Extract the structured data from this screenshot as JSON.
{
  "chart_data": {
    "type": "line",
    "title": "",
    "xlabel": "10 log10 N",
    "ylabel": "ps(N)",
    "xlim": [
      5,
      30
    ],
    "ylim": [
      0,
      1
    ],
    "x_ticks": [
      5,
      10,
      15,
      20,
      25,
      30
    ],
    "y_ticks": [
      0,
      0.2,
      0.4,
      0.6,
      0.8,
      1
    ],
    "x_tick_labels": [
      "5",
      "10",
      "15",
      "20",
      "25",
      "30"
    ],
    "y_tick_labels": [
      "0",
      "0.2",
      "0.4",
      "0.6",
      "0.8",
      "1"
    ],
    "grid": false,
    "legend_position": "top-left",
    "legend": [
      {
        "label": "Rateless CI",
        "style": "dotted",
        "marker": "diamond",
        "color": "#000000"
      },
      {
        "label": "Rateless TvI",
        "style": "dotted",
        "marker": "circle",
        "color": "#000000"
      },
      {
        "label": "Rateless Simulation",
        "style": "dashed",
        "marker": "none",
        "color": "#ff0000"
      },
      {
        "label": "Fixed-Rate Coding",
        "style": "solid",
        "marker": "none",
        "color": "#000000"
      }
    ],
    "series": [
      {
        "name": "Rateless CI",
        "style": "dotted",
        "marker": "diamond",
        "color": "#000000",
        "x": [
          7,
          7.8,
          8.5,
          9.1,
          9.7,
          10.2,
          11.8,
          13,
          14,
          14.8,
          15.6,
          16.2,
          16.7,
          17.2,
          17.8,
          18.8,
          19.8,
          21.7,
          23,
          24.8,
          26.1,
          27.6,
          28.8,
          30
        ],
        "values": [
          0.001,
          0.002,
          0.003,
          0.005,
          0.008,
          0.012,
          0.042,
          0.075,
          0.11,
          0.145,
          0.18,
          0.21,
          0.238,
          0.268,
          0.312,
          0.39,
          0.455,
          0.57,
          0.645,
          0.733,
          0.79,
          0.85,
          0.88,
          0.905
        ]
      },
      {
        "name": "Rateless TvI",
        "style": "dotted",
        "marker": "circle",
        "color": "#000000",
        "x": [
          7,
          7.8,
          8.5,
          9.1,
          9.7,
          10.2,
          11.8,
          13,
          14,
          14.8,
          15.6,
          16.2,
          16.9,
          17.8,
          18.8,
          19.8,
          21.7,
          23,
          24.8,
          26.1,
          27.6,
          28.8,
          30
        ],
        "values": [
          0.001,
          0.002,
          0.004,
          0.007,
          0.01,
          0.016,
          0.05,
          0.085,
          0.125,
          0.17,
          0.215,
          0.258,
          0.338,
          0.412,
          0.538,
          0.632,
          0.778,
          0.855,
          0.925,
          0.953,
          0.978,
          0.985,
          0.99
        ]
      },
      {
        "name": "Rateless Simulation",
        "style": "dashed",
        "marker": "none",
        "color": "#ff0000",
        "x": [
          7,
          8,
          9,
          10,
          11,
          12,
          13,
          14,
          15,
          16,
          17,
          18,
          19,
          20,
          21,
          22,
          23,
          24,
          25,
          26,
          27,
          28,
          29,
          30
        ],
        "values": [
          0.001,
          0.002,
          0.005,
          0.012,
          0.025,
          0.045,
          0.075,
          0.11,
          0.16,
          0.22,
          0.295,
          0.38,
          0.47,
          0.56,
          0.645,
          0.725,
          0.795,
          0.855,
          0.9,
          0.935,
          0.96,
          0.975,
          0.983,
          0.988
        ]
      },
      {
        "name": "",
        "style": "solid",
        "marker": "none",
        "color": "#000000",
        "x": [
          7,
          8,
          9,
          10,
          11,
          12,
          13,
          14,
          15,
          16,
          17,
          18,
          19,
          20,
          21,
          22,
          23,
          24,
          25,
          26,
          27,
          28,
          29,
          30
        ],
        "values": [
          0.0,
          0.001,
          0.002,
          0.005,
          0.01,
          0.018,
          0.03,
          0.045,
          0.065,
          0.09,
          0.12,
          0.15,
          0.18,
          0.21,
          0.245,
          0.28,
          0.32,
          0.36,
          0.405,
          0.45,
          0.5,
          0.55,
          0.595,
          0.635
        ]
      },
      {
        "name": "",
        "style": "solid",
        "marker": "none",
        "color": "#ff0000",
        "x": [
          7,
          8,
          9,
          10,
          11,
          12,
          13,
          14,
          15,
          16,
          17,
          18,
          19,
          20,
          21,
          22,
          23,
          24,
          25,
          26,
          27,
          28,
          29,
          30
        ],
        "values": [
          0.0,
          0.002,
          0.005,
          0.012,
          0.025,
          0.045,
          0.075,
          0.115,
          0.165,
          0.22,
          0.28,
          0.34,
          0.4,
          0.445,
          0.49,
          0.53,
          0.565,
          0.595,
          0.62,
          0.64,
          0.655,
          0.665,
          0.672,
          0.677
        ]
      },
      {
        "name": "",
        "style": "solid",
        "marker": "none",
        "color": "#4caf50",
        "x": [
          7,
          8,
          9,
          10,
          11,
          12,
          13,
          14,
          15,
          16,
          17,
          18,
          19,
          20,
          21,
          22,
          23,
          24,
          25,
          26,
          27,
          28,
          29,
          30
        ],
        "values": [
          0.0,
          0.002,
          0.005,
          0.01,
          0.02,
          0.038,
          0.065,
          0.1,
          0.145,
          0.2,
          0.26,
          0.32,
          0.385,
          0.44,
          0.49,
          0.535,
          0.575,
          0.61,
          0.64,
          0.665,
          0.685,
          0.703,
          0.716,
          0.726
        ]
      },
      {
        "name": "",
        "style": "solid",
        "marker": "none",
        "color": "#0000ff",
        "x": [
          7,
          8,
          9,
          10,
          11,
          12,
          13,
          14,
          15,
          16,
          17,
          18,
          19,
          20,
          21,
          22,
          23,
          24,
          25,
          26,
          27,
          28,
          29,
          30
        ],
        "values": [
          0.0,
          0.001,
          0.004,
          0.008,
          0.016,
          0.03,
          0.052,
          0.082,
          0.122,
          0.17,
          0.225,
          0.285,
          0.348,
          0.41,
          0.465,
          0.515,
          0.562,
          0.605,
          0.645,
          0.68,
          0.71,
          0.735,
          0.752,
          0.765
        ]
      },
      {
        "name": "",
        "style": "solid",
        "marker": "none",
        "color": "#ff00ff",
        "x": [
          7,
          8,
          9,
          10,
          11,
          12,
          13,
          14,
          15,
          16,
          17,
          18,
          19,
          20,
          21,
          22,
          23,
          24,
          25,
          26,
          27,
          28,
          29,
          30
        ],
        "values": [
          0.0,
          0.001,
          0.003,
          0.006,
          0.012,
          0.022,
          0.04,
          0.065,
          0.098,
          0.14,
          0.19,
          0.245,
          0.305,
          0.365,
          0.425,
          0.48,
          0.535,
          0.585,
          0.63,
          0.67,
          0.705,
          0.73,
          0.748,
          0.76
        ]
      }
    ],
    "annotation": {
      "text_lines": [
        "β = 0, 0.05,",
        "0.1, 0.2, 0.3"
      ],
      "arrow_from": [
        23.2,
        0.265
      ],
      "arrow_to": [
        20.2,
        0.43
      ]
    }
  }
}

■ ■ ■

Problem to work on:
Return all of the entries exactly as written.

Exercise solution:
Extract the structured data from this screenshot as JSON.
{
  "chart_data": {
    "type": "line",
    "title": "",
    "xlabel": "10 log10 N",
    "ylabel": "ps(N)",
    "xlim": [
      5,
      30
    ],
    "ylim": [
      0,
      1
    ],
    "x_ticks": [
      5,
      10,
      15,
      20,
      25,
      30
    ],
    "y_ticks": [
      0,
      0.2,
      0.4,
      0.6,
      0.8,
      1
    ],
    "x_tick_labels": [
      "5",
      "10",
      "15",
      "20",
      "25",
      "30"
    ],
    "y_tick_labels": [
      "0",
      "0.2",
      "0.4",
      "0.6",
      "0.8",
      "1"
    ],
    "grid": false,
    "legend_position": "top-left",
    "legend": [
      {
        "label": "Rateless CI",
        "style": "dotted",
        "marker": "diamond",
        "color": "#000000"
      },
      {
        "label": "Rateless TvI",
        "style": "dotted",
        "marker": "circle",
        "color": "#000000"
      },
      {
        "label": "Rateless Simulation",
        "style": "dashed",
        "marker": "none",
        "color": "#ff0000"
      },
      {
        "label": "Fixed-Rate Coding",
        "style": "solid",
        "marker": "none",
        "color": "#000000"
      }
    ],
    "series": [
      {
        "name": "Rateless CI",
        "style": "dotted",
        "marker": "diamond",
        "color": "#000000",
        "x": [
          7,
          7.8,
          8.5,
          9.1,
          9.7,
          10.2,
          11.8,
          13,
          14,
          14.8,
          15.6,
          16.2,
          16.7,
          17.2,
          17.8,
          18.8,
          19.8,
          21.7,
          23,
          24.8,
          26.1,
          27.6,
          28.8,
          30
        ],
        "values": [
          0.001,
          0.002,
          0.003,
          0.005,
          0.008,
          0.012,
          0.042,
          0.075,
          0.11,
          0.145,
          0.18,
          0.21,
          0.238,
          0.268,
          0.312,
          0.39,
          0.455,
          0.57,
          0.645,
          0.733,
          0.79,
          0.85,
          0.88,
          0.905
        ]
      },
      {
        "name": "Rateless TvI",
        "style": "dotted",
        "marker": "circle",
        "color": "#000000",
        "x": [
          7,
          7.8,
          8.5,
          9.1,
          9.7,
          10.2,
          11.8,
          13,
          14,
          14.8,
          15.6,
          16.2,
          16.9,
          17.8,
          18.8,
          19.8,
          21.7,
          23,
          24.8,
          26.1,
          27.6,
          28.8,
          30
        ],
        "values": [
          0.001,
          0.002,
          0.004,
          0.007,
          0.01,
          0.016,
          0.05,
          0.085,
          0.125,
          0.17,
          0.215,
          0.258,
          0.338,
          0.412,
          0.538,
          0.632,
          0.778,
          0.855,
          0.925,
          0.953,
          0.978,
          0.985,
          0.99
        ]
      },
      {
        "name": "Rateless Simulation",
        "style": "dashed",
        "marker": "none",
        "color": "#ff0000",
        "x": [
          7,
          8,
          9,
          10,
          11,
          12,
          13,
          14,
          15,
          16,
          17,
          18,
          19,
          20,
          21,
          22,
          23,
          24,
          25,
          26,
          27,
          28,
          29,
          30
        ],
        "values": [
          0.001,
          0.002,
          0.005,
          0.012,
          0.025,
          0.045,
          0.075,
          0.11,
          0.16,
          0.22,
          0.295,
          0.38,
          0.47,
          0.56,
          0.645,
          0.725,
          0.795,
          0.855,
          0.9,
          0.935,
          0.96,
          0.975,
          0.983,
          0.988
        ]
      },
      {
        "name": "",
        "style": "solid",
        "marker": "none",
        "color": "#000000",
        "x": [
          7,
          8,
          9,
          10,
          11,
          12,
          13,
          14,
          15,
          16,
          17,
          18,
          19,
          20,
          21,
          22,
          23,
          24,
          25,
          26,
          27,
          28,
          29,
          30
        ],
        "values": [
          0.0,
          0.001,
          0.002,
          0.005,
          0.01,
          0.018,
          0.03,
          0.045,
          0.065,
          0.09,
          0.12,
          0.15,
          0.18,
          0.21,
          0.245,
          0.28,
          0.32,
          0.36,
          0.405,
          0.45,
          0.5,
          0.55,
          0.595,
          0.635
        ]
      },
      {
        "name": "",
        "style": "solid",
        "marker": "none",
        "color": "#ff0000",
        "x": [
          7,
          8,
          9,
          10,
          11,
          12,
          13,
          14,
          15,
          16,
          17,
          18,
          19,
          20,
          21,
          22,
          23,
          24,
          25,
          26,
          27,
          28,
          29,
          30
        ],
        "values": [
          0.0,
          0.002,
          0.005,
          0.012,
          0.025,
          0.045,
          0.075,
          0.115,
          0.165,
          0.22,
          0.28,
          0.34,
          0.4,
          0.445,
          0.49,
          0.53,
          0.565,
          0.595,
          0.62,
          0.64,
          0.655,
          0.665,
          0.672,
          0.677
        ]
      },
      {
        "name": "",
        "style": "solid",
        "marker": "none",
        "color": "#4caf50",
        "x": [
          7,
          8,
          9,
          10,
          11,
          12,
          13,
          14,
          15,
          16,
          17,
          18,
          19,
          20,
          21,
          22,
          23,
          24,
          25,
          26,
          27,
          28,
          29,
          30
        ],
        "values": [
          0.0,
          0.002,
          0.005,
          0.01,
          0.02,
          0.038,
          0.065,
          0.1,
          0.145,
          0.2,
          0.26,
          0.32,
          0.385,
          0.44,
          0.49,
          0.535,
          0.575,
          0.61,
          0.64,
          0.665,
          0.685,
          0.703,
          0.716,
          0.726
        ]
      },
      {
        "name": "",
        "style": "solid",
        "marker": "none",
        "color": "#0000ff",
        "x": [
          7,
          8,
          9,
          10,
          11,
          12,
          13,
          14,
          15,
          16,
          17,
          18,
          19,
          20,
          21,
          22,
          23,
          24,
          25,
          26,
          27,
          28,
          29,
          30
        ],
        "values": [
          0.0,
          0.001,
          0.004,
          0.008,
          0.016,
          0.03,
          0.052,
          0.082,
          0.122,
          0.17,
          0.225,
          0.285,
          0.348,
          0.41,
          0.465,
          0.515,
          0.562,
          0.605,
          0.645,
          0.68,
          0.71,
          0.735,
          0.752,
          0.765
        ]
      },
      {
        "name": "",
        "style": "solid",
        "marker": "none",
        "color": "#ff00ff",
        "x": [
          7,
          8,
          9,
          10,
          11,
          12,
          13,
          14,
          15,
          16,
          17,
          18,
          19,
          20,
          21,
          22,
          23,
          24,
          25,
          26,
          27,
          28,
          29,
          30
        ],
        "values": [
          0.0,
          0.001,
          0.003,
          0.006,
          0.012,
          0.022,
          0.04,
          0.065,
          0.098,
          0.14,
          0.19,
          0.245,
          0.305,
          0.365,
          0.425,
          0.48,
          0.535,
          0.585,
          0.63,
          0.67,
          0.705,
          0.73,
          0.748,
          0.76
        ]
      }
    ],
    "annotation": {
      "text_lines": [
        "β = 0, 0.05,",
        "0.1, 0.2, 0.3"
      ],
      "arrow_from": [
        23.2,
        0.265
      ],
      "arrow_to": [
        20.2,
        0.43
      ]
    }
  }
}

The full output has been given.